### Input
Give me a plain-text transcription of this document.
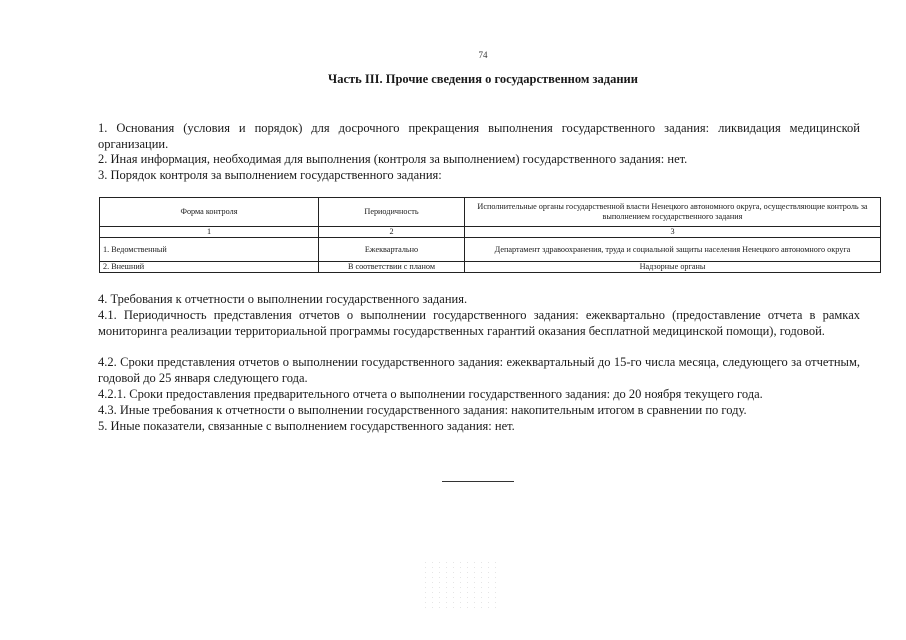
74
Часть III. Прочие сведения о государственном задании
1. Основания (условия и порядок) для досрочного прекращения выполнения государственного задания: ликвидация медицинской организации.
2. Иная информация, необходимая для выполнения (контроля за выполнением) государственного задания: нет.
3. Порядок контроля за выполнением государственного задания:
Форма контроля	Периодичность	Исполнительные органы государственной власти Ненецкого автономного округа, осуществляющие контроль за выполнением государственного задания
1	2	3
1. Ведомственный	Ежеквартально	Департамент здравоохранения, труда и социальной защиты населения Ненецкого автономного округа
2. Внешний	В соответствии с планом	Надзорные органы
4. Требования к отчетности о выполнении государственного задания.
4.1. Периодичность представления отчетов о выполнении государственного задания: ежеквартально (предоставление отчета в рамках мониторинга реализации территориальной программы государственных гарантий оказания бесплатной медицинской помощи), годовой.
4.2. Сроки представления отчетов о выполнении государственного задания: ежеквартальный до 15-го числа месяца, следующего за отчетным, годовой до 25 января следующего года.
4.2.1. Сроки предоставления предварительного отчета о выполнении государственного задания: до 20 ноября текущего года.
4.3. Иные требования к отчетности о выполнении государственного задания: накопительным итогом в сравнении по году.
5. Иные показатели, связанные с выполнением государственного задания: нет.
--
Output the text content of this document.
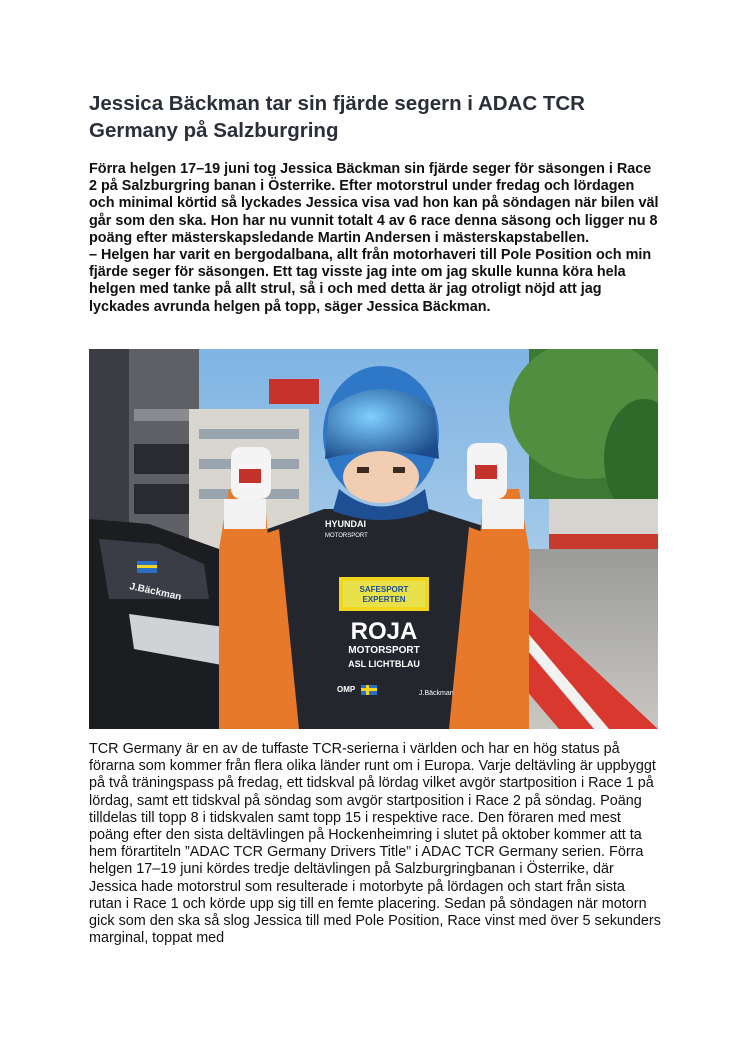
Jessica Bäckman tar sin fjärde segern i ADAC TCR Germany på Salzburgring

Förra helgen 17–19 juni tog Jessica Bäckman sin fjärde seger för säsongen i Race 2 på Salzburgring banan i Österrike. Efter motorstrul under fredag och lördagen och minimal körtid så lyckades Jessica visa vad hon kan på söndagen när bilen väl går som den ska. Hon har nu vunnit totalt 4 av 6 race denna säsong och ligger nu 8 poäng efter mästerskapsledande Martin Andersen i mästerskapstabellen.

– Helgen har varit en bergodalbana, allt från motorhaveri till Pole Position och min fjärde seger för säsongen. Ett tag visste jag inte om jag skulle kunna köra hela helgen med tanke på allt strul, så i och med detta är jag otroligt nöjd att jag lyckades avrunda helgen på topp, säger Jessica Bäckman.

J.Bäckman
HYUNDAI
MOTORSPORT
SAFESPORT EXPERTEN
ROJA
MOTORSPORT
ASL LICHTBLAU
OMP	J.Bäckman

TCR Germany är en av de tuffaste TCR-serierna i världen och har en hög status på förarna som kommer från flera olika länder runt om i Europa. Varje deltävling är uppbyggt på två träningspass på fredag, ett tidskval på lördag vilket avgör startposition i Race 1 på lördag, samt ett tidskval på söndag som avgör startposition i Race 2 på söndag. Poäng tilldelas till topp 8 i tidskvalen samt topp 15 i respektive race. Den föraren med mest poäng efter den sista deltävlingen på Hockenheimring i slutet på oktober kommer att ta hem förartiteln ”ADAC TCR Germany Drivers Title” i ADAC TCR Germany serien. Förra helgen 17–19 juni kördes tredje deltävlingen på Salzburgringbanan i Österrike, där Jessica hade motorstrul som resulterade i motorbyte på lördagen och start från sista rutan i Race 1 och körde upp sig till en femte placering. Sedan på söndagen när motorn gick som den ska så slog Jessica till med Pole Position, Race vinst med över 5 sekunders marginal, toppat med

### Problem
Copy out every line holding the string "Сроки".

### Result of this task
4.2. Сроки представления отчетов о выполнении государственного задания: ежеквартальный до 15-го числа месяца, следующего за отчетным, годовой до 25 января следующего года.
4.2.1. Сроки предоставления предварительного отчета о выполнении государственного задания: до 20 ноября текущего года.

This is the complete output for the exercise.